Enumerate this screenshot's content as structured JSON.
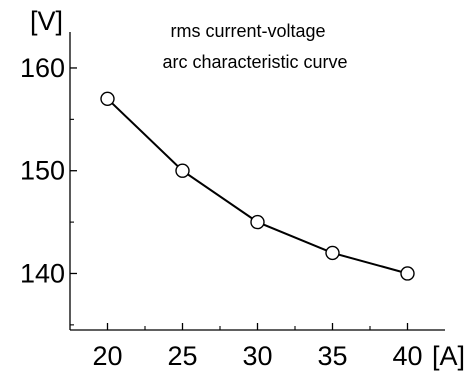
{
  "chart_data": {
    "type": "line",
    "title_lines": [
      "rms current-voltage",
      "arc characteristic curve"
    ],
    "x_unit": "[A]",
    "y_unit": "[V]",
    "x": [
      20,
      25,
      30,
      35,
      40
    ],
    "series": [
      {
        "values": [
          157,
          150,
          145,
          142,
          140
        ]
      }
    ],
    "x_ticks": [
      20,
      25,
      30,
      35,
      40
    ],
    "y_ticks": [
      140,
      150,
      160
    ],
    "xlim": [
      17.5,
      42.5
    ],
    "ylim": [
      134.5,
      163.5
    ],
    "marker": "open-circle",
    "grid": false,
    "line_color": "#000000"
  }
}
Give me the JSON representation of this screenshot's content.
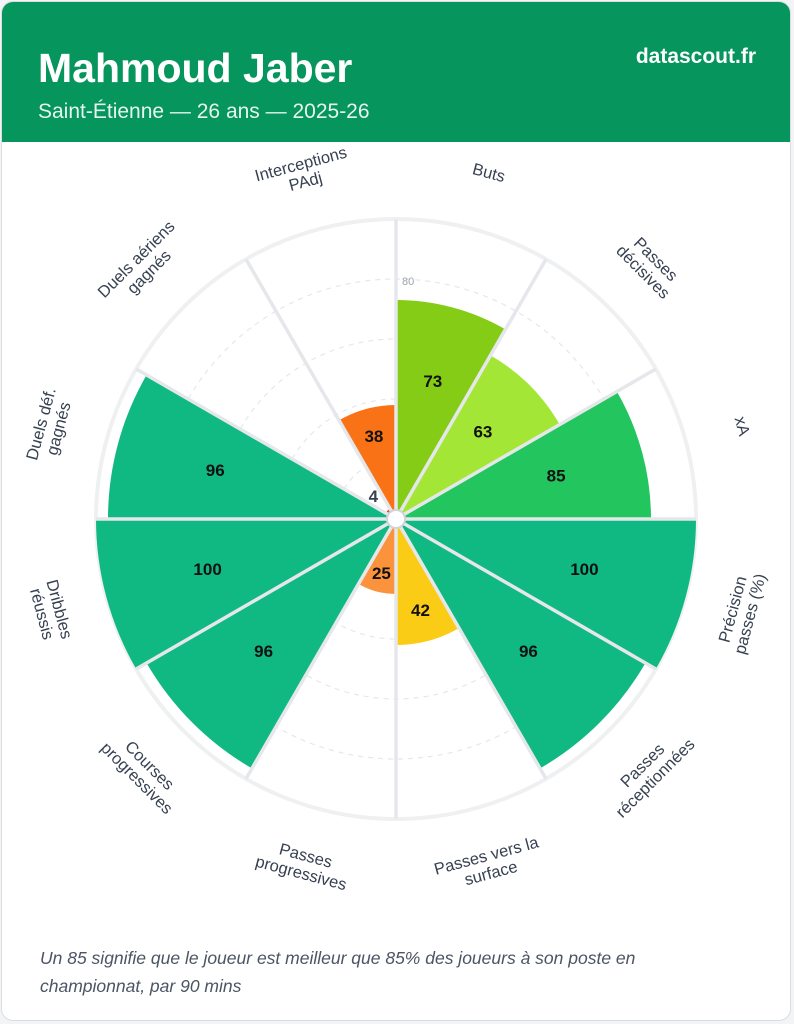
{
  "header": {
    "player_name": "Mahmoud Jaber",
    "subtitle": "Saint-Étienne — 26 ans — 2025-26",
    "brand": "datascout.fr"
  },
  "footnote": "Un 85 signifie que le joueur est meilleur que 85% des joueurs à son poste en championnat, par 90 mins",
  "chart_data": {
    "type": "pizza",
    "value_range": [
      0,
      100
    ],
    "gridline_label": "80",
    "metrics": [
      {
        "label": [
          "Buts"
        ],
        "value": 73,
        "color": "#84cc16"
      },
      {
        "label": [
          "Passes",
          "décisives"
        ],
        "value": 63,
        "color": "#a3e635"
      },
      {
        "label": [
          "xA"
        ],
        "value": 85,
        "color": "#22c55e"
      },
      {
        "label": [
          "Précision",
          "passes (%)"
        ],
        "value": 100,
        "color": "#10b981"
      },
      {
        "label": [
          "Passes",
          "réceptionnées"
        ],
        "value": 96,
        "color": "#10b981"
      },
      {
        "label": [
          "Passes vers la",
          "surface"
        ],
        "value": 42,
        "color": "#facc15"
      },
      {
        "label": [
          "Passes",
          "progressives"
        ],
        "value": 25,
        "color": "#fb923c"
      },
      {
        "label": [
          "Courses",
          "progressives"
        ],
        "value": 96,
        "color": "#10b981"
      },
      {
        "label": [
          "Dribbles",
          "réussis"
        ],
        "value": 100,
        "color": "#10b981"
      },
      {
        "label": [
          "Duels déf.",
          "gagnés"
        ],
        "value": 96,
        "color": "#10b981"
      },
      {
        "label": [
          "Duels aériens",
          "gagnés"
        ],
        "value": 4,
        "color": "#ef4444"
      },
      {
        "label": [
          "Interceptions",
          "PAdj"
        ],
        "value": 38,
        "color": "#f97316"
      }
    ]
  }
}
__________
* Requirement
Each line above that holds the string "content" should be copied and shown.

* Problem solution
Enumerate this screenshot's content as structured JSON.
Give me the JSON representation of this screenshot's content.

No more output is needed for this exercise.